■ Text passage
How signature verification works

  1. Read the raw request body as bytes. Do not parse or reformat it first.
  2. Compute an HMAC SHA-256 digest of those bytes using your webhook secret as the key.
  3. Base64-decode the value from the X-Leaf-Signature header.
  4. Compare the two digests using a constant-time comparison function.
The signed content is a compact JSON string without extra line breaks or spaces (other than spaces after : and ,).

Code examples

import hmac
import base64
import json

def verify_leaf_signature(raw_body: bytes, secret: str, signature_header: str) -> bool:
    expected_sig = hmac.digest(
        msg=raw_body,
        key=secret.encode("utf-8"),
        digest="sha256"
    )
    request_sig = base64.b64decode(signature_header)
    return hmac.compare_digest(expected_sig, request_sig)

Example payload

If you receive a fieldCreated event, the signed body looks like:
{"source": "REST", "leafUserId": "uuid", "fieldId": "uuid", "timestamp": "2024-06-15T14:30:00.000000Z", "type": "fieldCreated"}
Compute the HMAC of this exact byte string with your secret to get the expected signature.

■ About this exercise
Answer these questions using the text on signature verification:
(a) Which header holds the value that must be Base64-decoded?
(b) What key is used to compute the HMAC SHA-256 digest?
(c) What is the value of "type" in the example payload?
The data that follows was taken from a separate source.

(Document layout detection data)

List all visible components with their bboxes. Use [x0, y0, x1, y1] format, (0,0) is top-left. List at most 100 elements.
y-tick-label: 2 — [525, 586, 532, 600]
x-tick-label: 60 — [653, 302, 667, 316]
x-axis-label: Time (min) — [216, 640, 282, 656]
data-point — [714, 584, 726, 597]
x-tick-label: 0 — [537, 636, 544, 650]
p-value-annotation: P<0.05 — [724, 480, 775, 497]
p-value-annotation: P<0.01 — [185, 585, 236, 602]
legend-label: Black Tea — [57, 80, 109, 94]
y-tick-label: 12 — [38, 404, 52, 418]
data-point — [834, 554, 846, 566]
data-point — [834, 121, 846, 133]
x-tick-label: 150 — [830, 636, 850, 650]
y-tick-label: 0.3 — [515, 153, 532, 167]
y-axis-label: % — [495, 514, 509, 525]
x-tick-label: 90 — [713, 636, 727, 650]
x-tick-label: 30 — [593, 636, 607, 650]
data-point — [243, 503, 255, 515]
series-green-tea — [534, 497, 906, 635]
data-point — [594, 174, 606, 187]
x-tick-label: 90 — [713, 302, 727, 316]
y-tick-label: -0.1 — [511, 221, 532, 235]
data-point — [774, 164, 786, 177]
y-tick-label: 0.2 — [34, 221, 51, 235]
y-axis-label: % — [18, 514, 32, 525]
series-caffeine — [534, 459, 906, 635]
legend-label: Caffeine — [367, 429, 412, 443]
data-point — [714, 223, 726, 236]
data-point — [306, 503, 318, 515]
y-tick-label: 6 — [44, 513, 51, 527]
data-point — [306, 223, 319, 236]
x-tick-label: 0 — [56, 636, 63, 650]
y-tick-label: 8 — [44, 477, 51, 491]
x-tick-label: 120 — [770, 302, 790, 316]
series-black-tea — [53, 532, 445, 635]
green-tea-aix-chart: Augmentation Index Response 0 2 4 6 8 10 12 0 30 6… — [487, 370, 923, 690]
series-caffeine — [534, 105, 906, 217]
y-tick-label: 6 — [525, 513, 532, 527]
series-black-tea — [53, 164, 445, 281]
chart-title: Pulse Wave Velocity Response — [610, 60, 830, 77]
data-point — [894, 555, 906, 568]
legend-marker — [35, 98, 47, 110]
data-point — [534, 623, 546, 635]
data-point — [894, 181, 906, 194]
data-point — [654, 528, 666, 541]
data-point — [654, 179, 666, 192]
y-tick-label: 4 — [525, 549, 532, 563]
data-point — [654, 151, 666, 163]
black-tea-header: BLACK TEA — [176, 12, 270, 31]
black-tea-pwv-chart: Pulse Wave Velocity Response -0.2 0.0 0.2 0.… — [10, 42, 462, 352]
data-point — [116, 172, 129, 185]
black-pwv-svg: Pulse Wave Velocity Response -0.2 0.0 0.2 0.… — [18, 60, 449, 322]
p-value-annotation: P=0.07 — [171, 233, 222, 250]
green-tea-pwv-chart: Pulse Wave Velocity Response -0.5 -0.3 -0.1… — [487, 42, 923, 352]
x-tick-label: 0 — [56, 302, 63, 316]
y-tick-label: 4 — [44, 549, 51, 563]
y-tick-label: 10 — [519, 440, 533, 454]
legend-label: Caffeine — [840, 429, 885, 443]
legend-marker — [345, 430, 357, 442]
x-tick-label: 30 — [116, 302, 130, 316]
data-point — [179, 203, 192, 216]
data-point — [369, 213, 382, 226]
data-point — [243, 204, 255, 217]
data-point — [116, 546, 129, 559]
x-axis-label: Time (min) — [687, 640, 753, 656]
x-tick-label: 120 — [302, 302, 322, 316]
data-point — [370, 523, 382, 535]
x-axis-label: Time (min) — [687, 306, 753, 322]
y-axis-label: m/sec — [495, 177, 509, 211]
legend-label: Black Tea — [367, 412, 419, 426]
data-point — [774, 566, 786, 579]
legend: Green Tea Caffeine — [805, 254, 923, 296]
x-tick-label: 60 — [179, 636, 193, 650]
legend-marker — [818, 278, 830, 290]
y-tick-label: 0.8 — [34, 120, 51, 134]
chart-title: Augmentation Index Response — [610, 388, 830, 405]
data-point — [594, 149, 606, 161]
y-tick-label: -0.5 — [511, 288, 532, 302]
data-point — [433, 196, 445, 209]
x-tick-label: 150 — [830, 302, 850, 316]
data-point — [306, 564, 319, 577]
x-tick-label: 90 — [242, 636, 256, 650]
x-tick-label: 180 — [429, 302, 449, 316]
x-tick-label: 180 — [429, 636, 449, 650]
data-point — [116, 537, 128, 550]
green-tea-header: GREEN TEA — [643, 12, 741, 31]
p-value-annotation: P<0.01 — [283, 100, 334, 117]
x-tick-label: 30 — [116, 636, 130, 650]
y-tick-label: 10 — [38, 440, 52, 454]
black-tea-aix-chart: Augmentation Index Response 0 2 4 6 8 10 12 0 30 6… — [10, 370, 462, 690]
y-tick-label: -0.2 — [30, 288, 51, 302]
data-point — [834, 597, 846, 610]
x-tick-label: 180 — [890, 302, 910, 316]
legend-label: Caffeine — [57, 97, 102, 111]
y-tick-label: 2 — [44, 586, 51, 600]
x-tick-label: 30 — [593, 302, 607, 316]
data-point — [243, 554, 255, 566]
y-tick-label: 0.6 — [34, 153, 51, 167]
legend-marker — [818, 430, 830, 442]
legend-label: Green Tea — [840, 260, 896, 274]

■ The completed task
(a) The X-Leaf-Signature header.
(b) Your webhook secret.
(c) fieldCreated